- [Objective]: Replace "periferie" with "borgate" in everything from the start of the material down to the line containing "text-line: <<Quale uso", and give back only those lines with nothing else changed.

- [Records for this exercise]:
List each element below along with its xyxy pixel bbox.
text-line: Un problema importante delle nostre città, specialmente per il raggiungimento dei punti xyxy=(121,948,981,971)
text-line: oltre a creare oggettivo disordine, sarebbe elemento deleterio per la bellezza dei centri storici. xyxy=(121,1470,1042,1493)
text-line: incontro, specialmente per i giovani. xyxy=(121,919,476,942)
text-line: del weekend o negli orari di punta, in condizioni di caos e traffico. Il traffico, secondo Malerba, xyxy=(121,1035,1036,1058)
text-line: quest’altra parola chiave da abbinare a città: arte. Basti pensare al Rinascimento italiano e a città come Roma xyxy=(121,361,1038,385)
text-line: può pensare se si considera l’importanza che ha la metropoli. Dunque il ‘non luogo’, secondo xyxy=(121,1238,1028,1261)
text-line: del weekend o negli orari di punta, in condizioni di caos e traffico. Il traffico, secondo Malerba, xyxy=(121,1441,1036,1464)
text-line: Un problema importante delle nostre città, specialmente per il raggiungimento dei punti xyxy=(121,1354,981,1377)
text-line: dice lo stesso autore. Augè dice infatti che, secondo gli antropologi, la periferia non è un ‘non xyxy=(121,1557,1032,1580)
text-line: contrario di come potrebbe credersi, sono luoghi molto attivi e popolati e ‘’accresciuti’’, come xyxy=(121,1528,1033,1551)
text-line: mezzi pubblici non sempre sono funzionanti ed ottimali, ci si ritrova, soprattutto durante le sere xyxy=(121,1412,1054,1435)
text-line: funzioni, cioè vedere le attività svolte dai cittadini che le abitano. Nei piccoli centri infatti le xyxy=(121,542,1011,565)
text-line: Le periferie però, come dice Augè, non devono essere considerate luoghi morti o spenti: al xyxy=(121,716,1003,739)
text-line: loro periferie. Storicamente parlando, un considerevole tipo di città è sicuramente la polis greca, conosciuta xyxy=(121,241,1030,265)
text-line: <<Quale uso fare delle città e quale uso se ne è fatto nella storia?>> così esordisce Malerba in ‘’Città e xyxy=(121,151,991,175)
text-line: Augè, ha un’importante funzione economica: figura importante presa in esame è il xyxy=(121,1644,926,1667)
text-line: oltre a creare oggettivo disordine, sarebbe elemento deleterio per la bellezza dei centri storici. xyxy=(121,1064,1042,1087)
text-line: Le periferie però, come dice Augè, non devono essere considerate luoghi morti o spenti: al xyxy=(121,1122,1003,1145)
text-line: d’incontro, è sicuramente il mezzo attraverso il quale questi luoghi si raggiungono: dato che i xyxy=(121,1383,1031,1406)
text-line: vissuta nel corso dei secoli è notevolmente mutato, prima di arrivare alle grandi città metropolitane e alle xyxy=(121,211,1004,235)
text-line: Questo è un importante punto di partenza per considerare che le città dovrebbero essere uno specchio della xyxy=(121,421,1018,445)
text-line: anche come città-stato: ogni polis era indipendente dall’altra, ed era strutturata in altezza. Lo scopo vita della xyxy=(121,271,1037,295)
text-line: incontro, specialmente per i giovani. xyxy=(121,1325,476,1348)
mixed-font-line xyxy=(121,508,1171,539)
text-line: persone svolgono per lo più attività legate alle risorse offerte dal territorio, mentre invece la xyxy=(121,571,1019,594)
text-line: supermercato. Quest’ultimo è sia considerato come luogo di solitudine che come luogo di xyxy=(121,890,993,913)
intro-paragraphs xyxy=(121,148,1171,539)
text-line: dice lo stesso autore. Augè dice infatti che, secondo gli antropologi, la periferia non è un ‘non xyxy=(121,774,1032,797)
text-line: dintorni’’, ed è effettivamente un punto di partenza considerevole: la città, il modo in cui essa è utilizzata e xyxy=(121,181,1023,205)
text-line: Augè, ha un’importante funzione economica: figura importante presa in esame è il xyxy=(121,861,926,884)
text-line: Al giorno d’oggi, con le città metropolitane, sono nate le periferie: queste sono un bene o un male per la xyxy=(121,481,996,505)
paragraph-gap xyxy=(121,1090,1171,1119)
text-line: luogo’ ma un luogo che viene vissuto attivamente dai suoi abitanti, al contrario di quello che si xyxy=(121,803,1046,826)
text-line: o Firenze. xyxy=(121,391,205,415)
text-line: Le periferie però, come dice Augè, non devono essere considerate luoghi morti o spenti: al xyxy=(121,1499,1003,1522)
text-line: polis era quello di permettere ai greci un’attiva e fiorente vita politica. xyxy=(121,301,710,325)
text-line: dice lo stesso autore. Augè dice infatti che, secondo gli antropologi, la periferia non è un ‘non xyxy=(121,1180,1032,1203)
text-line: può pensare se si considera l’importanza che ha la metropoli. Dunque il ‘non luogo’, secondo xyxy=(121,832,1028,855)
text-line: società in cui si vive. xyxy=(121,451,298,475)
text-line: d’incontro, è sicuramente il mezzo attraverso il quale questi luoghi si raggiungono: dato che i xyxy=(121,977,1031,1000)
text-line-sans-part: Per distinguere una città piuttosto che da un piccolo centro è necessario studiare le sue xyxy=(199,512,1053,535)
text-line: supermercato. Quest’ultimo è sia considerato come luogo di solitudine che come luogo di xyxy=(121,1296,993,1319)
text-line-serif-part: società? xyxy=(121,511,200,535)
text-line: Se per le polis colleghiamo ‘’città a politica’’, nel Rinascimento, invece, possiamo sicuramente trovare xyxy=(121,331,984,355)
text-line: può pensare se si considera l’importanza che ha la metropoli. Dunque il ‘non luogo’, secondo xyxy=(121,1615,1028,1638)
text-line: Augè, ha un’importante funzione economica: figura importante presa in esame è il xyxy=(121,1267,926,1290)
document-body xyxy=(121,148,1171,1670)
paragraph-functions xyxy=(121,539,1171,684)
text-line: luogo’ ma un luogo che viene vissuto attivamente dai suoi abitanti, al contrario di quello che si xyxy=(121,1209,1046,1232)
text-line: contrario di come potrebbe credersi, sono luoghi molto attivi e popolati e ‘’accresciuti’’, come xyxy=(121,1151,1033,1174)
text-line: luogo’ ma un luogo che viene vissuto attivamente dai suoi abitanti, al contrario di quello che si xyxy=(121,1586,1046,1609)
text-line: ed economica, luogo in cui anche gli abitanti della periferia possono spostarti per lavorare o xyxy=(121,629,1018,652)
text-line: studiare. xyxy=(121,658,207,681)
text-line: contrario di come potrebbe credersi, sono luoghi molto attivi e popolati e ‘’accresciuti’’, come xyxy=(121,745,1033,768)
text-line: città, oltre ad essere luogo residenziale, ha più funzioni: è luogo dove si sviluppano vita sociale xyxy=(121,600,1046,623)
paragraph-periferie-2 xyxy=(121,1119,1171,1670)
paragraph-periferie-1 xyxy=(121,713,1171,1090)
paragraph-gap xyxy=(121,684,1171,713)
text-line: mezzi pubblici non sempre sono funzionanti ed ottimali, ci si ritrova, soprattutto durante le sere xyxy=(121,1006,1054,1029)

- [Written reply]:
List each element below along with its xyxy pixel bbox.
text-line: Un problema importante delle nostre città, specialmente per il raggiungimento dei punti xyxy=(121,948,981,971)
text-line: oltre a creare oggettivo disordine, sarebbe elemento deleterio per la bellezza dei centri storici. xyxy=(121,1470,1042,1493)
text-line: incontro, specialmente per i giovani. xyxy=(121,919,476,942)
text-line: del weekend o negli orari di punta, in condizioni di caos e traffico. Il traffico, secondo Malerba, xyxy=(121,1035,1036,1058)
text-line: quest’altra parola chiave da abbinare a città: arte. Basti pensare al Rinascimento italiano e a città come Roma xyxy=(121,361,1038,385)
text-line: può pensare se si considera l’importanza che ha la metropoli. Dunque il ‘non luogo’, secondo xyxy=(121,1238,1028,1261)
text-line: del weekend o negli orari di punta, in condizioni di caos e traffico. Il traffico, secondo Malerba, xyxy=(121,1441,1036,1464)
text-line: Un problema importante delle nostre città, specialmente per il raggiungimento dei punti xyxy=(121,1354,981,1377)
text-line: dice lo stesso autore. Augè dice infatti che, secondo gli antropologi, la periferia non è un ‘non xyxy=(121,1557,1032,1580)
text-line: contrario di come potrebbe credersi, sono luoghi molto attivi e popolati e ‘’accresciuti’’, come xyxy=(121,1528,1033,1551)
text-line: mezzi pubblici non sempre sono funzionanti ed ottimali, ci si ritrova, soprattutto durante le sere xyxy=(121,1412,1054,1435)
text-line: funzioni, cioè vedere le attività svolte dai cittadini che le abitano. Nei piccoli centri infatti le xyxy=(121,542,1011,565)
text-line: Le borgate però, come dice Augè, non devono essere considerate luoghi morti o spenti: al xyxy=(121,716,1003,739)
text-line: loro borgate. Storicamente parlando, un considerevole tipo di città è sicuramente la polis greca, conosciuta xyxy=(121,241,1030,265)
text-line: <<Quale uso fare delle città e quale uso se ne è fatto nella storia?>> così esordisce Malerba in ‘’Città e xyxy=(121,151,991,175)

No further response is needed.